■ Short exercise
Reproduce each record exactly.

══ Input rows ══

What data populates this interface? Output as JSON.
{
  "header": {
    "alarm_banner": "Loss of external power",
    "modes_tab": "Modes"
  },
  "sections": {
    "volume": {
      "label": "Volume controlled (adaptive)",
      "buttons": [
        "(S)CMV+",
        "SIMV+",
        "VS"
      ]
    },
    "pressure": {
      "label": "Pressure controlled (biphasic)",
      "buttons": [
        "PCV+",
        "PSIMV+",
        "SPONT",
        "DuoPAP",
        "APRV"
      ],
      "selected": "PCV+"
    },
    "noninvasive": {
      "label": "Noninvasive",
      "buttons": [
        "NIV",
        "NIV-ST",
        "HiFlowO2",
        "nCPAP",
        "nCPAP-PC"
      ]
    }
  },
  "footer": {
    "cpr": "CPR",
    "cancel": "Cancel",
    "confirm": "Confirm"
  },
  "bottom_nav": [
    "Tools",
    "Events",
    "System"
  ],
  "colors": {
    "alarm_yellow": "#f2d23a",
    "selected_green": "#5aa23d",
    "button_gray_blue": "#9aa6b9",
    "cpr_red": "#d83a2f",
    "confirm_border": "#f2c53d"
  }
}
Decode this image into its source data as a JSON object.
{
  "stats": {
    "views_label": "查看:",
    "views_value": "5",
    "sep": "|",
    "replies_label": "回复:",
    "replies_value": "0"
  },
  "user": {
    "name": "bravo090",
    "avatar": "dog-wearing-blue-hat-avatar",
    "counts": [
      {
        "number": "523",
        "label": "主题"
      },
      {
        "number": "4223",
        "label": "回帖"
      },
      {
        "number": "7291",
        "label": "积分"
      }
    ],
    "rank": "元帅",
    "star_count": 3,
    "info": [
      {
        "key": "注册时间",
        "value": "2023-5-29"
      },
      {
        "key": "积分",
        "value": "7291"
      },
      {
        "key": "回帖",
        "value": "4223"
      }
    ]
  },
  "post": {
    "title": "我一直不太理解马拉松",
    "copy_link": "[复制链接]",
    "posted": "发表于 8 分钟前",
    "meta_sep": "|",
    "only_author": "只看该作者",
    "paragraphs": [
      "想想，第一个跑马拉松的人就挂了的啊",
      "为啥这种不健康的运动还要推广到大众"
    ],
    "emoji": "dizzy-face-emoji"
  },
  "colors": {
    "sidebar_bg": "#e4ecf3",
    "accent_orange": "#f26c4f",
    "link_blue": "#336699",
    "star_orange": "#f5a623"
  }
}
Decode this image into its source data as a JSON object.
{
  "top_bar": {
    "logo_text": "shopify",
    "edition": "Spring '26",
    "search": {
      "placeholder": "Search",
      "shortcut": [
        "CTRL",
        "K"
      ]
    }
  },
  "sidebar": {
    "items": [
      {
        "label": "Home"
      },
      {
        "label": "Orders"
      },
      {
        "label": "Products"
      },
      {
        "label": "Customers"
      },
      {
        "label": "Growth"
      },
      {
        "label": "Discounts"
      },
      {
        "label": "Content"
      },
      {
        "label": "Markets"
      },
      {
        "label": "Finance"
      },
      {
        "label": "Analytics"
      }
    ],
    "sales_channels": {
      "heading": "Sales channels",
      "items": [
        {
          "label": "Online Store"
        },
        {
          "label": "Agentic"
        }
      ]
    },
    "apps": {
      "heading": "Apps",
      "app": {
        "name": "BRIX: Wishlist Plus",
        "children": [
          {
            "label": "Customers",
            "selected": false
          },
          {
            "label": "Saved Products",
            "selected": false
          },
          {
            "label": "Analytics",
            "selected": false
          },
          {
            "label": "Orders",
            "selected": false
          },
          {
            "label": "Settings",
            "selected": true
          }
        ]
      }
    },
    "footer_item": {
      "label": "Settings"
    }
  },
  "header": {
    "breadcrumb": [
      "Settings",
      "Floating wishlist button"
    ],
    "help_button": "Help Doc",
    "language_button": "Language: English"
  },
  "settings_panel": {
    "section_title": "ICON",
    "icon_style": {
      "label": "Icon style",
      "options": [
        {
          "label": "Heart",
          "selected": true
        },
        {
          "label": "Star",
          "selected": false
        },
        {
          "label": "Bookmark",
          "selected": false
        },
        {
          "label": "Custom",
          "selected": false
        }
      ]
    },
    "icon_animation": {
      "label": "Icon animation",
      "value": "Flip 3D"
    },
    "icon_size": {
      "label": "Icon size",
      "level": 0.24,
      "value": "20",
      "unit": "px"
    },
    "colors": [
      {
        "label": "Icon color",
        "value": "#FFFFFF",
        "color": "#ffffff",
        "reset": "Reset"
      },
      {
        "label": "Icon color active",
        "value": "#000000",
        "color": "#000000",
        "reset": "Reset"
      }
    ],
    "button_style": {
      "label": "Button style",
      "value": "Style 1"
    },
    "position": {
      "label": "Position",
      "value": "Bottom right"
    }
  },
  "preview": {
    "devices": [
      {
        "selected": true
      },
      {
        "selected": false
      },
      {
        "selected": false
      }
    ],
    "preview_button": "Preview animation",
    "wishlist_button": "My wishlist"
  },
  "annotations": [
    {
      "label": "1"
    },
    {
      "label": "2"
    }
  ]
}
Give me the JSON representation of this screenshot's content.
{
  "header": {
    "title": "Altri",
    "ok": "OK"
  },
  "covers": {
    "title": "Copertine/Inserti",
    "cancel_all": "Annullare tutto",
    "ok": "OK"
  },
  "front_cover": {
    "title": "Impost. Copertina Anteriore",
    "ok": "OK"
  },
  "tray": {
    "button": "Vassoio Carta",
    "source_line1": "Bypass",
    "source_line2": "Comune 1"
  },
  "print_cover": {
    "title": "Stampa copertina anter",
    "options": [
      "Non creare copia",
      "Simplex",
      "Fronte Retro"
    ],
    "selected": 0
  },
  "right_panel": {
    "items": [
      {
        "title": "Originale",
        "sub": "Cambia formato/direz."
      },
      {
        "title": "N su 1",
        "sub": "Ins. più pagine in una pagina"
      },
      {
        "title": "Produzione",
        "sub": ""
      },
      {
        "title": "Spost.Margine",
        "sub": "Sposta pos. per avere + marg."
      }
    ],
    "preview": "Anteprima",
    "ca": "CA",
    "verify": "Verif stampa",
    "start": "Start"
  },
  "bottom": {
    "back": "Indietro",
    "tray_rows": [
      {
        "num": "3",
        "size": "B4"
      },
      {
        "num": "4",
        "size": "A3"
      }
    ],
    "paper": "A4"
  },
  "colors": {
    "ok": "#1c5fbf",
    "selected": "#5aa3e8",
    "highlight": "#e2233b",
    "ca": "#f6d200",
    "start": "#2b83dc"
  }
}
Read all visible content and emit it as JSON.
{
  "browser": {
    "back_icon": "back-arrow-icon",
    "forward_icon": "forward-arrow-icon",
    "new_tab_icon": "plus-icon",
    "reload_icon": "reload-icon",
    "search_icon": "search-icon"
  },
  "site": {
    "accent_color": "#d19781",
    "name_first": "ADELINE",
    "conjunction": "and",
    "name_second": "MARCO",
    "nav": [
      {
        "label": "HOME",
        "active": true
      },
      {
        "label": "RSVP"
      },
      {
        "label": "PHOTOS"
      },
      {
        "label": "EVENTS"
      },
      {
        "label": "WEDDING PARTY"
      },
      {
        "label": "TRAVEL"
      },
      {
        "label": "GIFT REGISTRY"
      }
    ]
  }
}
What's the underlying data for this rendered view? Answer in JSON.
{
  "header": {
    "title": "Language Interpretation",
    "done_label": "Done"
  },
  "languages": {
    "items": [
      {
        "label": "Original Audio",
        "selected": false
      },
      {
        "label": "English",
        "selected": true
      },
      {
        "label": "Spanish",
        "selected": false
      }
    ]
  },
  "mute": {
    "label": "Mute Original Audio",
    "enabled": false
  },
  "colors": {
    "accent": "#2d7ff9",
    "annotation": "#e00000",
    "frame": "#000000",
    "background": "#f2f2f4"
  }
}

═══

■ Task response
What data populates this interface? Output as JSON.
{
  "header": {
    "alarm_banner": "Loss of external power",
    "modes_tab": "Modes"
  },
  "sections": {
    "volume": {
      "label": "Volume controlled (adaptive)",
      "buttons": [
        "(S)CMV+",
        "SIMV+",
        "VS"
      ]
    },
    "pressure": {
      "label": "Pressure controlled (biphasic)",
      "buttons": [
        "PCV+",
        "PSIMV+",
        "SPONT",
        "DuoPAP",
        "APRV"
      ],
      "selected": "PCV+"
    },
    "noninvasive": {
      "label": "Noninvasive",
      "buttons": [
        "NIV",
        "NIV-ST",
        "HiFlowO2",
        "nCPAP",
        "nCPAP-PC"
      ]
    }
  },
  "footer": {
    "cpr": "CPR",
    "cancel": "Cancel",
    "confirm": "Confirm"
  },
  "bottom_nav": [
    "Tools",
    "Events",
    "System"
  ],
  "colors": {
    "alarm_yellow": "#f2d23a",
    "selected_green": "#5aa23d",
    "button_gray_blue": "#9aa6b9",
    "cpr_red": "#d83a2f",
    "confirm_border": "#f2c53d"
  }
}
Decode this image into its source data as a JSON object.
{
  "stats": {
    "views_label": "查看:",
    "views_value": "5",
    "sep": "|",
    "replies_label": "回复:",
    "replies_value": "0"
  },
  "user": {
    "name": "bravo090",
    "avatar": "dog-wearing-blue-hat-avatar",
    "counts": [
      {
        "number": "523",
        "label": "主题"
      },
      {
        "number": "4223",
        "label": "回帖"
      },
      {
        "number": "7291",
        "label": "积分"
      }
    ],
    "rank": "元帅",
    "star_count": 3,
    "info": [
      {
        "key": "注册时间",
        "value": "2023-5-29"
      },
      {
        "key": "积分",
        "value": "7291"
      },
      {
        "key": "回帖",
        "value": "4223"
      }
    ]
  },
  "post": {
    "title": "我一直不太理解马拉松",
    "copy_link": "[复制链接]",
    "posted": "发表于 8 分钟前",
    "meta_sep": "|",
    "only_author": "只看该作者",
    "paragraphs": [
      "想想，第一个跑马拉松的人就挂了的啊",
      "为啥这种不健康的运动还要推广到大众"
    ],
    "emoji": "dizzy-face-emoji"
  },
  "colors": {
    "sidebar_bg": "#e4ecf3",
    "accent_orange": "#f26c4f",
    "link_blue": "#336699",
    "star_orange": "#f5a623"
  }
}
Decode this image into its source data as a JSON object.
{
  "top_bar": {
    "logo_text": "shopify",
    "edition": "Spring '26",
    "search": {
      "placeholder": "Search",
      "shortcut": [
        "CTRL",
        "K"
      ]
    }
  },
  "sidebar": {
    "items": [
      {
        "label": "Home"
      },
      {
        "label": "Orders"
      },
      {
        "label": "Products"
      },
      {
        "label": "Customers"
      },
      {
        "label": "Growth"
      },
      {
        "label": "Discounts"
      },
      {
        "label": "Content"
      },
      {
        "label": "Markets"
      },
      {
        "label": "Finance"
      },
      {
        "label": "Analytics"
      }
    ],
    "sales_channels": {
      "heading": "Sales channels",
      "items": [
        {
          "label": "Online Store"
        },
        {
          "label": "Agentic"
        }
      ]
    },
    "apps": {
      "heading": "Apps",
      "app": {
        "name": "BRIX: Wishlist Plus",
        "children": [
          {
            "label": "Customers",
            "selected": false
          },
          {
            "label": "Saved Products",
            "selected": false
          },
          {
            "label": "Analytics",
            "selected": false
          },
          {
            "label": "Orders",
            "selected": false
          },
          {
            "label": "Settings",
            "selected": true
          }
        ]
      }
    },
    "footer_item": {
      "label": "Settings"
    }
  },
  "header": {
    "breadcrumb": [
      "Settings",
      "Floating wishlist button"
    ],
    "help_button": "Help Doc",
    "language_button": "Language: English"
  },
  "settings_panel": {
    "section_title": "ICON",
    "icon_style": {
      "label": "Icon style",
      "options": [
        {
          "label": "Heart",
          "selected": true
        },
        {
          "label": "Star",
          "selected": false
        },
        {
          "label": "Bookmark",
          "selected": false
        },
        {
          "label": "Custom",
          "selected": false
        }
      ]
    },
    "icon_animation": {
      "label": "Icon animation",
      "value": "Flip 3D"
    },
    "icon_size": {
      "label": "Icon size",
      "level": 0.24,
      "value": "20",
      "unit": "px"
    },
    "colors": [
      {
        "label": "Icon color",
        "value": "#FFFFFF",
        "color": "#ffffff",
        "reset": "Reset"
      },
      {
        "label": "Icon color active",
        "value": "#000000",
        "color": "#000000",
        "reset": "Reset"
      }
    ],
    "button_style": {
      "label": "Button style",
      "value": "Style 1"
    },
    "position": {
      "label": "Position",
      "value": "Bottom right"
    }
  },
  "preview": {
    "devices": [
      {
        "selected": true
      },
      {
        "selected": false
      },
      {
        "selected": false
      }
    ],
    "preview_button": "Preview animation",
    "wishlist_button": "My wishlist"
  },
  "annotations": [
    {
      "label": "1"
    },
    {
      "label": "2"
    }
  ]
}
Give me the JSON representation of this screenshot's content.
{
  "header": {
    "title": "Altri",
    "ok": "OK"
  },
  "covers": {
    "title": "Copertine/Inserti",
    "cancel_all": "Annullare tutto",
    "ok": "OK"
  },
  "front_cover": {
    "title": "Impost. Copertina Anteriore",
    "ok": "OK"
  },
  "tray": {
    "button": "Vassoio Carta",
    "source_line1": "Bypass",
    "source_line2": "Comune 1"
  },
  "print_cover": {
    "title": "Stampa copertina anter",
    "options": [
      "Non creare copia",
      "Simplex",
      "Fronte Retro"
    ],
    "selected": 0
  },
  "right_panel": {
    "items": [
      {
        "title": "Originale",
        "sub": "Cambia formato/direz."
      },
      {
        "title": "N su 1",
        "sub": "Ins. più pagine in una pagina"
      },
      {
        "title": "Produzione",
        "sub": ""
      },
      {
        "title": "Spost.Margine",
        "sub": "Sposta pos. per avere + marg."
      }
    ],
    "preview": "Anteprima",
    "ca": "CA",
    "verify": "Verif stampa",
    "start": "Start"
  },
  "bottom": {
    "back": "Indietro",
    "tray_rows": [
      {
        "num": "3",
        "size": "B4"
      },
      {
        "num": "4",
        "size": "A3"
      }
    ],
    "paper": "A4"
  },
  "colors": {
    "ok": "#1c5fbf",
    "selected": "#5aa3e8",
    "highlight": "#e2233b",
    "ca": "#f6d200",
    "start": "#2b83dc"
  }
}
Read all visible content and emit it as JSON.
{
  "browser": {
    "back_icon": "back-arrow-icon",
    "forward_icon": "forward-arrow-icon",
    "new_tab_icon": "plus-icon",
    "reload_icon": "reload-icon",
    "search_icon": "search-icon"
  },
  "site": {
    "accent_color": "#d19781",
    "name_first": "ADELINE",
    "conjunction": "and",
    "name_second": "MARCO",
    "nav": [
      {
        "label": "HOME",
        "active": true
      },
      {
        "label": "RSVP"
      },
      {
        "label": "PHOTOS"
      },
      {
        "label": "EVENTS"
      },
      {
        "label": "WEDDING PARTY"
      },
      {
        "label": "TRAVEL"
      },
      {
        "label": "GIFT REGISTRY"
      }
    ]
  }
}
What's the underlying data for this rendered view? Answer in JSON.
{
  "header": {
    "title": "Language Interpretation",
    "done_label": "Done"
  },
  "languages": {
    "items": [
      {
        "label": "Original Audio",
        "selected": false
      },
      {
        "label": "English",
        "selected": true
      },
      {
        "label": "Spanish",
        "selected": false
      }
    ]
  },
  "mute": {
    "label": "Mute Original Audio",
    "enabled": false
  },
  "colors": {
    "accent": "#2d7ff9",
    "annotation": "#e00000",
    "frame": "#000000",
    "background": "#f2f2f4"
  }
}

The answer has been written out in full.